==== Dataset rows ====
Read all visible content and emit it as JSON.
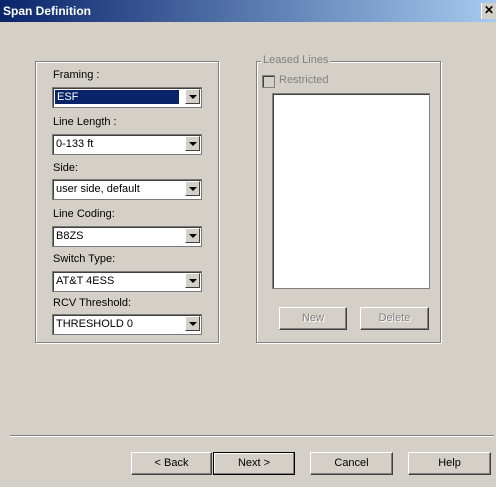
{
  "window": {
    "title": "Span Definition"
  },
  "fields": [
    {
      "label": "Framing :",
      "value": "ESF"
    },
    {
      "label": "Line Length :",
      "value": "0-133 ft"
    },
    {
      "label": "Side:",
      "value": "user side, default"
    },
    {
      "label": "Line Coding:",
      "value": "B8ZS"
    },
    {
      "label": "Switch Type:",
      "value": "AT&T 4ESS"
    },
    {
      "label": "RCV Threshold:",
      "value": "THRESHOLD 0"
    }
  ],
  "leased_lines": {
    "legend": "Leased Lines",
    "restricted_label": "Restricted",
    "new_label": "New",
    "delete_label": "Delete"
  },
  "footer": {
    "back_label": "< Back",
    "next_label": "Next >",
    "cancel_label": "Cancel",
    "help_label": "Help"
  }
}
====
==== Dataset rows ====
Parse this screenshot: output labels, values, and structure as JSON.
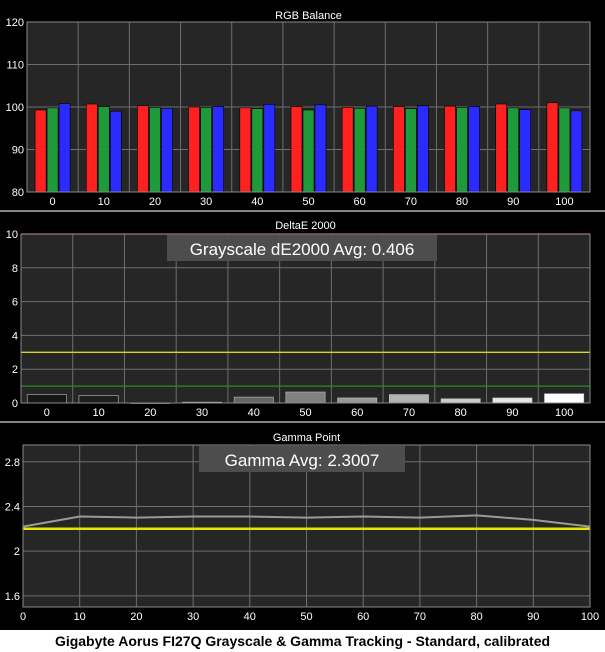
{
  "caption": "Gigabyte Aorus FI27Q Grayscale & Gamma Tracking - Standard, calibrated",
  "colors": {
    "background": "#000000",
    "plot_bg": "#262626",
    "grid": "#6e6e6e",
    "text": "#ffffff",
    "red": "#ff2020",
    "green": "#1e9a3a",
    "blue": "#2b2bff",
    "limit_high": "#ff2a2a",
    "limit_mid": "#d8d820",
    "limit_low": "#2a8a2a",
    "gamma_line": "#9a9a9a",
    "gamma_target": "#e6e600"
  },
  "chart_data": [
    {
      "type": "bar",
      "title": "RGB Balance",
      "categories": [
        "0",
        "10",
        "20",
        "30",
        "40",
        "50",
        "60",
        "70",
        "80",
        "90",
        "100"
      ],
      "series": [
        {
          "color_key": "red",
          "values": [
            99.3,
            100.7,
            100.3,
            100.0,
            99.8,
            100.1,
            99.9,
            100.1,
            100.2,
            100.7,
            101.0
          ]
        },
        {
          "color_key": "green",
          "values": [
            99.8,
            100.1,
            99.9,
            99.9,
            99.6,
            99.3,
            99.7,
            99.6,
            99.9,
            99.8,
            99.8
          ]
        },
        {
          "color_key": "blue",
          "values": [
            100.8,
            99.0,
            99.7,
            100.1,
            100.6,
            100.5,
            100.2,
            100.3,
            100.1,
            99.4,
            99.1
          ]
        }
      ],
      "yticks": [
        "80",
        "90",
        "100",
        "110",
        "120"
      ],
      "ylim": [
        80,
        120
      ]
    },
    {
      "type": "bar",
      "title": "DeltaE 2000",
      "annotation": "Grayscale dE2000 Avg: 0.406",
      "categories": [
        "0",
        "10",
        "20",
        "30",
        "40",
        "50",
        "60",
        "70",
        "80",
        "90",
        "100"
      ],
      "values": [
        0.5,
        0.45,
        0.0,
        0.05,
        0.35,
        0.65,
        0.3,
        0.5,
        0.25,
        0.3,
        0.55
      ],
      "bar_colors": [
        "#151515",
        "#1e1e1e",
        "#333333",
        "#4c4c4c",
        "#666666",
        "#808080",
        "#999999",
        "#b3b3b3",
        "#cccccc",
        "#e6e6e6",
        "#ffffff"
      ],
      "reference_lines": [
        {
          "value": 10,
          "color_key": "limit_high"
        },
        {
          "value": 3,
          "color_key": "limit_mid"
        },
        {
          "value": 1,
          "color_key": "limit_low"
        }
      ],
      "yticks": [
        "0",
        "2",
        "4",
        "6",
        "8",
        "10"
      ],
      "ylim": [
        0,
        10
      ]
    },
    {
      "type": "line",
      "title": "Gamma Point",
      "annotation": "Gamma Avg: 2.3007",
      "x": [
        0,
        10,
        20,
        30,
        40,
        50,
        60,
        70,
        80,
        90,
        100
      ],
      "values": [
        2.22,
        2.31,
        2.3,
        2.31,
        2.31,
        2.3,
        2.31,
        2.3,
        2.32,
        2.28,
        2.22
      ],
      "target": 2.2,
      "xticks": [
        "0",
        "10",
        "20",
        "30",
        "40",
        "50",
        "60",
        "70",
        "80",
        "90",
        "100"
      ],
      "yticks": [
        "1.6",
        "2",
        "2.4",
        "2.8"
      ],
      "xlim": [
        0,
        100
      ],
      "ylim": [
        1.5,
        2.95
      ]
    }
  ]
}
====
==== Dataset rows ====
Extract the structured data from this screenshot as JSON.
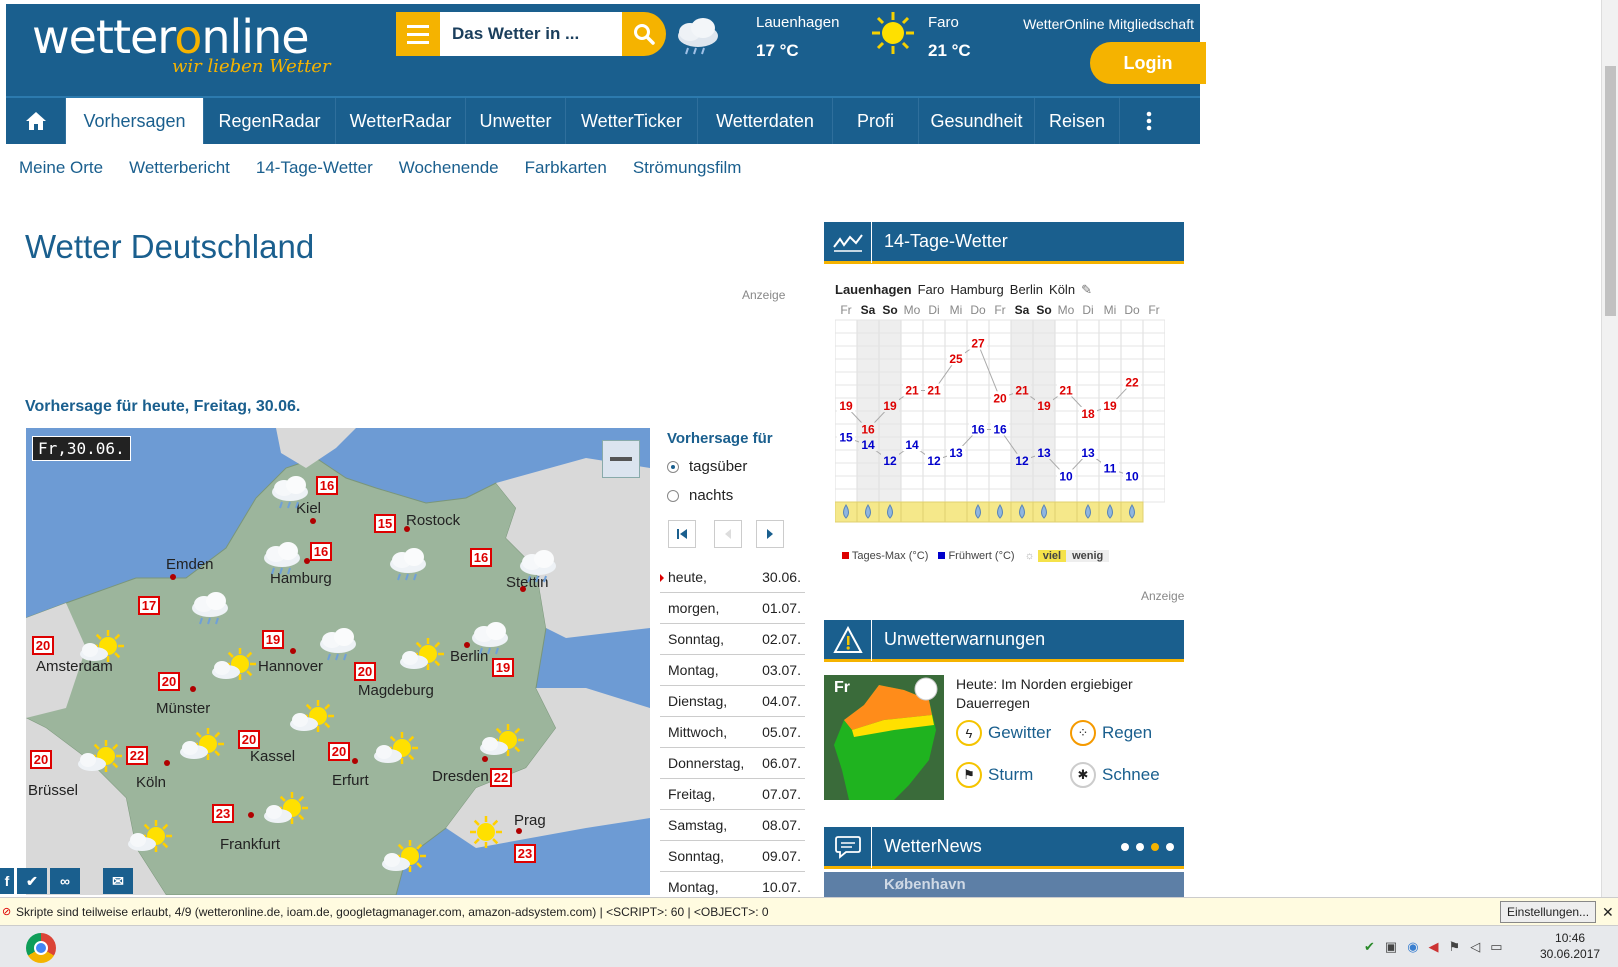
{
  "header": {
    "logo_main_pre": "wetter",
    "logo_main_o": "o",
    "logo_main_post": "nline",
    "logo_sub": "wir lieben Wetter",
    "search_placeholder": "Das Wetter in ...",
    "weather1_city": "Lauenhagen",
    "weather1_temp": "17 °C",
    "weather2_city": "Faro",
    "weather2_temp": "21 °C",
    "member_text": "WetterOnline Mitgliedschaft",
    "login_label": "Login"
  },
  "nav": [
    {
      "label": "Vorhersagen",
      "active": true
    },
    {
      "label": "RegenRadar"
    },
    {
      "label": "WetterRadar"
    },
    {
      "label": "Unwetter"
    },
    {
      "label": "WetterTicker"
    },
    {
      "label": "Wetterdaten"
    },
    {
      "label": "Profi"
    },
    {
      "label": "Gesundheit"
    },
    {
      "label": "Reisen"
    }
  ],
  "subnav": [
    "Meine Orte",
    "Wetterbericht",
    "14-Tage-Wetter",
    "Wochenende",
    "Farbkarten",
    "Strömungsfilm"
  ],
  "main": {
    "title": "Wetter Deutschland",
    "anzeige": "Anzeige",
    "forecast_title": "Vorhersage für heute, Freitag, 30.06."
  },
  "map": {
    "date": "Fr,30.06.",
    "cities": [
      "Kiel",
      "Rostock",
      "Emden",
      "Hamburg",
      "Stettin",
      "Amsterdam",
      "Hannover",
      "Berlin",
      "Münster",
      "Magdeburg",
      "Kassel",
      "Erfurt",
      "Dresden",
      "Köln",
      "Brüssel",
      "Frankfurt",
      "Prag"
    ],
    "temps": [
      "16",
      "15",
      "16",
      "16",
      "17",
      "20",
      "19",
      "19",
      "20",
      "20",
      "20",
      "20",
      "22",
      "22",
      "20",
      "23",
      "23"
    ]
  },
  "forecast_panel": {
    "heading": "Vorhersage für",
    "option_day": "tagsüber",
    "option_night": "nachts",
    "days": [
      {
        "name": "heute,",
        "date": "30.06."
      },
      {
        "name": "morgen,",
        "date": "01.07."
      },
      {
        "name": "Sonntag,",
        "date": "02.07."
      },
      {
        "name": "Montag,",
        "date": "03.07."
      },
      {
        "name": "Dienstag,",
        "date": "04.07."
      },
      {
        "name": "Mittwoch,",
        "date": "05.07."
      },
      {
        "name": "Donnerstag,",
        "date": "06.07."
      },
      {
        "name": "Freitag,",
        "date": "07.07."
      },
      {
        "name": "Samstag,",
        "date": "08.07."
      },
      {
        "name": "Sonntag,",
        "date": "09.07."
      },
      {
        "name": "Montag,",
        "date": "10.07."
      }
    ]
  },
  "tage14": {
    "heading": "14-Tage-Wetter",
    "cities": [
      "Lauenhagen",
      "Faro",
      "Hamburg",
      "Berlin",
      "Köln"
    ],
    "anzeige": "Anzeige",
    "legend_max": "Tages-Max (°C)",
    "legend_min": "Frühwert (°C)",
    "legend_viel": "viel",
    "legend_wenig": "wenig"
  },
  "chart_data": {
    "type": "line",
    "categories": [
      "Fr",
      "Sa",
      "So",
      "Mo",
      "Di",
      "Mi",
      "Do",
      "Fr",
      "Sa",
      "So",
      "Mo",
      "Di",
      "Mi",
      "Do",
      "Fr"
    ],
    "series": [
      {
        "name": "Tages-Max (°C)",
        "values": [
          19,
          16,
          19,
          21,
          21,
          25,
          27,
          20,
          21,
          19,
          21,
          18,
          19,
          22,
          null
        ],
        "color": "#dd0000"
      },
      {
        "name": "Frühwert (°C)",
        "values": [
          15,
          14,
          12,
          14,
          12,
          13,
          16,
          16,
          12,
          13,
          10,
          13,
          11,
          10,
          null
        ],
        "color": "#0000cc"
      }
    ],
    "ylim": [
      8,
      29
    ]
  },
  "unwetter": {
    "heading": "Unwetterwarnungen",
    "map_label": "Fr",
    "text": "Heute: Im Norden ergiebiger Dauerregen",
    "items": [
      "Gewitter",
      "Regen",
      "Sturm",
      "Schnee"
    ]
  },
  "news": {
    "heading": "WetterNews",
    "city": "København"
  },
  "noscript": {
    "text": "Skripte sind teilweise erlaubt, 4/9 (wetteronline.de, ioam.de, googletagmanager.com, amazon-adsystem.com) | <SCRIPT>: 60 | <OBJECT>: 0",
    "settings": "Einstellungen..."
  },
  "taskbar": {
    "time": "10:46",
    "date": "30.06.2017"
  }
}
====
> _What to do_
Show the lines of the data that hold the word "annotation".

> _Output for this exercise_
      "annotation": "Grayscale dE2000 Avg: 0.406",
      "annotation": "Gamma Avg: 2.3007",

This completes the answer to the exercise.